**PROBLEM TO WORK ON**
Every record must be written out once more, with nothing added or omitted.

**Collection entries**
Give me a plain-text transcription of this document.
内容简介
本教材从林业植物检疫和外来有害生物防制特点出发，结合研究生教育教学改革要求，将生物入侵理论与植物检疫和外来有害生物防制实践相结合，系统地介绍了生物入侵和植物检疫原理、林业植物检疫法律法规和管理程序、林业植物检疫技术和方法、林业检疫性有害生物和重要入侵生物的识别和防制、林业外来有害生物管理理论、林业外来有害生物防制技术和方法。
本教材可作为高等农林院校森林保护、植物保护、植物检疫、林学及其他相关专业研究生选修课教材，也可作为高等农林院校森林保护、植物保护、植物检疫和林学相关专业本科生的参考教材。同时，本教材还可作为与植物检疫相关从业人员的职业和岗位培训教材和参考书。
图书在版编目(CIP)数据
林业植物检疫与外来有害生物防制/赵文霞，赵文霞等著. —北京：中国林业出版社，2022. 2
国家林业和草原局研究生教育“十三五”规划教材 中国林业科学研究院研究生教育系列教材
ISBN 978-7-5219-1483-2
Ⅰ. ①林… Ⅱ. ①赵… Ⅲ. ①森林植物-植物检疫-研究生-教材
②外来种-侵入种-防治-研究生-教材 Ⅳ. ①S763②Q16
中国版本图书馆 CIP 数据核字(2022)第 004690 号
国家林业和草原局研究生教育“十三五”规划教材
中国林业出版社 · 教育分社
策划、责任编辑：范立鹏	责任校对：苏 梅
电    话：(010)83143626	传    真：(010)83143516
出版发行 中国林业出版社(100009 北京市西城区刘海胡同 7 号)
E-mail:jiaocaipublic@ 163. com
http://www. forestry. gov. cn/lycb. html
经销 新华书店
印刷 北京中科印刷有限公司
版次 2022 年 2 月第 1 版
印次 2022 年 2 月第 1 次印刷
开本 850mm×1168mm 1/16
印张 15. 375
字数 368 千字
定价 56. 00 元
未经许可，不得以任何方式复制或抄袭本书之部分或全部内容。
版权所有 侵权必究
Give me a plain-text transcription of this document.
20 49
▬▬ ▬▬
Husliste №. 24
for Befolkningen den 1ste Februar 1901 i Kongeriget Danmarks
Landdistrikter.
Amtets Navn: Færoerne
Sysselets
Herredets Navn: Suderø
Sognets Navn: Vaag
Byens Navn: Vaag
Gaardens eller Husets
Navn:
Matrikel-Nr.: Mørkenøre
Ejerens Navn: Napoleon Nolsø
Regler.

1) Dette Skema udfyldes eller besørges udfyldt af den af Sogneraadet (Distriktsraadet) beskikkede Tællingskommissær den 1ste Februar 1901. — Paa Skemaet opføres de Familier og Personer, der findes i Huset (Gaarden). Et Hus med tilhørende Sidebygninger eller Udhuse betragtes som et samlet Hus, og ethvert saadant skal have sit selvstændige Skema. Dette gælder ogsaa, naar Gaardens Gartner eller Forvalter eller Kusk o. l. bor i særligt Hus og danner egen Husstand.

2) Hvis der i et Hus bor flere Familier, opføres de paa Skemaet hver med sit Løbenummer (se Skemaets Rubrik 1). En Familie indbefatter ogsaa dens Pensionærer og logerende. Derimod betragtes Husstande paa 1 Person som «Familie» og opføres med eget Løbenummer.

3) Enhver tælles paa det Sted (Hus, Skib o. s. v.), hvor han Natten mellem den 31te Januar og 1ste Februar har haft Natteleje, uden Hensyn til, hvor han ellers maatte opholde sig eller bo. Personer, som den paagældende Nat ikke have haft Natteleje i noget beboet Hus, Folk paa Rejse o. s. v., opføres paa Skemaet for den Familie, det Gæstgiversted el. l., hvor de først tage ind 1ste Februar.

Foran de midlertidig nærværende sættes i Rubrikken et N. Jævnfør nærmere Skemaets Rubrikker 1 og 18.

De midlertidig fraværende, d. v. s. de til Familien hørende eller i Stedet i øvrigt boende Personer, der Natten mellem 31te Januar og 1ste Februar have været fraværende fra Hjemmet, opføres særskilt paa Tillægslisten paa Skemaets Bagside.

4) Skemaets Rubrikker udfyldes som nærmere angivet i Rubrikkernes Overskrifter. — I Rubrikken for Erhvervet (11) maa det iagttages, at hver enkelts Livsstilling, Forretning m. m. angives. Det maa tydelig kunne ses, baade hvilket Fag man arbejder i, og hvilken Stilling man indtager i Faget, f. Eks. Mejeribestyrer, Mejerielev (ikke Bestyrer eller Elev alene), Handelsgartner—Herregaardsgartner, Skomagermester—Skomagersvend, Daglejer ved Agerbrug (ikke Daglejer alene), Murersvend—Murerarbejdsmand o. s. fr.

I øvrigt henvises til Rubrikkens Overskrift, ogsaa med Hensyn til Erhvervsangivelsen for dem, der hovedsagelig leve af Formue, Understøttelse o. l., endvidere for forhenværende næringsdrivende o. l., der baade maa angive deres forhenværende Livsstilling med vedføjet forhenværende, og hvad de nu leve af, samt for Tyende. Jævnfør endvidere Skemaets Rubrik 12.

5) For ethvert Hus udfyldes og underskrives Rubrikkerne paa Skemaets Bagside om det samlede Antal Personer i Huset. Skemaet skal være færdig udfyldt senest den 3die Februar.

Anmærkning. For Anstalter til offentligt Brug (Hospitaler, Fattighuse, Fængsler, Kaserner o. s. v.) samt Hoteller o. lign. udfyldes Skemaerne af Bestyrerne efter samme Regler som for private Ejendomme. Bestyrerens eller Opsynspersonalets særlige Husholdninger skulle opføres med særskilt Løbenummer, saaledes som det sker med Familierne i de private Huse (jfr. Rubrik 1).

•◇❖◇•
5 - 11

**TASK SOLUTION**
Give me a plain-text transcription of this document.
内容简介
本教材从林业植物检疫和外来有害生物防制特点出发，结合研究生教育教学改革要求，将生物入侵理论与植物检疫和外来有害生物防制实践相结合，系统地介绍了生物入侵和植物检疫原理、林业植物检疫法律法规和管理程序、林业植物检疫技术和方法、林业检疫性有害生物和重要入侵生物的识别和防制、林业外来有害生物管理理论、林业外来有害生物防制技术和方法。
本教材可作为高等农林院校森林保护、植物保护、植物检疫、林学及其他相关专业研究生选修课教材，也可作为高等农林院校森林保护、植物保护、植物检疫和林学相关专业本科生的参考教材。同时，本教材还可作为与植物检疫相关从业人员的职业和岗位培训教材和参考书。
图书在版编目(CIP)数据
林业植物检疫与外来有害生物防制/赵文霞，赵文霞等著. —北京：中国林业出版社，2022. 2
国家林业和草原局研究生教育“十三五”规划教材 中国林业科学研究院研究生教育系列教材
ISBN 978-7-5219-1483-2
Ⅰ. ①林… Ⅱ. ①赵… Ⅲ. ①森林植物-植物检疫-研究生-教材
②外来种-侵入种-防治-研究生-教材 Ⅳ. ①S763②Q16
中国版本图书馆 CIP 数据核字(2022)第 004690 号
国家林业和草原局研究生教育“十三五”规划教材
中国林业出版社 · 教育分社
策划、责任编辑：范立鹏	责任校对：苏 梅
电    话：(010)83143626	传    真：(010)83143516
出版发行 中国林业出版社(100009 北京市西城区刘海胡同 7 号)
E-mail:jiaocaipublic@ 163. com
http://www. forestry. gov. cn/lycb. html
经销 新华书店
印刷 北京中科印刷有限公司
版次 2022 年 2 月第 1 版
印次 2022 年 2 月第 1 次印刷
开本 850mm×1168mm 1/16
印张 15. 375
字数 368 千字
定价 56. 00 元
未经许可，不得以任何方式复制或抄袭本书之部分或全部内容。
版权所有 侵权必究
Give me a plain-text transcription of this document.
20 49
▬▬ ▬▬
Husliste №. 24
for Befolkningen den 1ste Februar 1901 i Kongeriget Danmarks
Landdistrikter.
Amtets Navn: Færoerne
Sysselets
Herredets Navn: Suderø
Sognets Navn: Vaag
Byens Navn: Vaag
Gaardens eller Husets
Navn:
Matrikel-Nr.: Mørkenøre
Ejerens Navn: Napoleon Nolsø
Regler.

1) Dette Skema udfyldes eller besørges udfyldt af den af Sogneraadet (Distriktsraadet) beskikkede Tællingskommissær den 1ste Februar 1901. — Paa Skemaet opføres de Familier og Personer, der findes i Huset (Gaarden). Et Hus med tilhørende Sidebygninger eller Udhuse betragtes som et samlet Hus, og ethvert saadant skal have sit selvstændige Skema. Dette gælder ogsaa, naar Gaardens Gartner eller Forvalter eller Kusk o. l. bor i særligt Hus og danner egen Husstand.

2) Hvis der i et Hus bor flere Familier, opføres de paa Skemaet hver med sit Løbenummer (se Skemaets Rubrik 1). En Familie indbefatter ogsaa dens Pensionærer og logerende. Derimod betragtes Husstande paa 1 Person som «Familie» og opføres med eget Løbenummer.

3) Enhver tælles paa det Sted (Hus, Skib o. s. v.), hvor han Natten mellem den 31te Januar og 1ste Februar har haft Natteleje, uden Hensyn til, hvor han ellers maatte opholde sig eller bo. Personer, som den paagældende Nat ikke have haft Natteleje i noget beboet Hus, Folk paa Rejse o. s. v., opføres paa Skemaet for den Familie, det Gæstgiversted el. l., hvor de først tage ind 1ste Februar.

Foran de midlertidig nærværende sættes i Rubrikken et N. Jævnfør nærmere Skemaets Rubrikker 1 og 18.

De midlertidig fraværende, d. v. s. de til Familien hørende eller i Stedet i øvrigt boende Personer, der Natten mellem 31te Januar og 1ste Februar have været fraværende fra Hjemmet, opføres særskilt paa Tillægslisten paa Skemaets Bagside.

4) Skemaets Rubrikker udfyldes som nærmere angivet i Rubrikkernes Overskrifter. — I Rubrikken for Erhvervet (11) maa det iagttages, at hver enkelts Livsstilling, Forretning m. m. angives. Det maa tydelig kunne ses, baade hvilket Fag man arbejder i, og hvilken Stilling man indtager i Faget, f. Eks. Mejeribestyrer, Mejerielev (ikke Bestyrer eller Elev alene), Handelsgartner—Herregaardsgartner, Skomagermester—Skomagersvend, Daglejer ved Agerbrug (ikke Daglejer alene), Murersvend—Murerarbejdsmand o. s. fr.

I øvrigt henvises til Rubrikkens Overskrift, ogsaa med Hensyn til Erhvervsangivelsen for dem, der hovedsagelig leve af Formue, Understøttelse o. l., endvidere for forhenværende næringsdrivende o. l., der baade maa angive deres forhenværende Livsstilling med vedføjet forhenværende, og hvad de nu leve af, samt for Tyende. Jævnfør endvidere Skemaets Rubrik 12.

5) For ethvert Hus udfyldes og underskrives Rubrikkerne paa Skemaets Bagside om det samlede Antal Personer i Huset. Skemaet skal være færdig udfyldt senest den 3die Februar.

Anmærkning. For Anstalter til offentligt Brug (Hospitaler, Fattighuse, Fængsler, Kaserner o. s. v.) samt Hoteller o. lign. udfyldes Skemaerne af Bestyrerne efter samme Regler som for private Ejendomme. Bestyrerens eller Opsynspersonalets særlige Husholdninger skulle opføres med særskilt Løbenummer, saaledes som det sker med Familierne i de private Huse (jfr. Rubrik 1).

•◇❖◇•
5 - 11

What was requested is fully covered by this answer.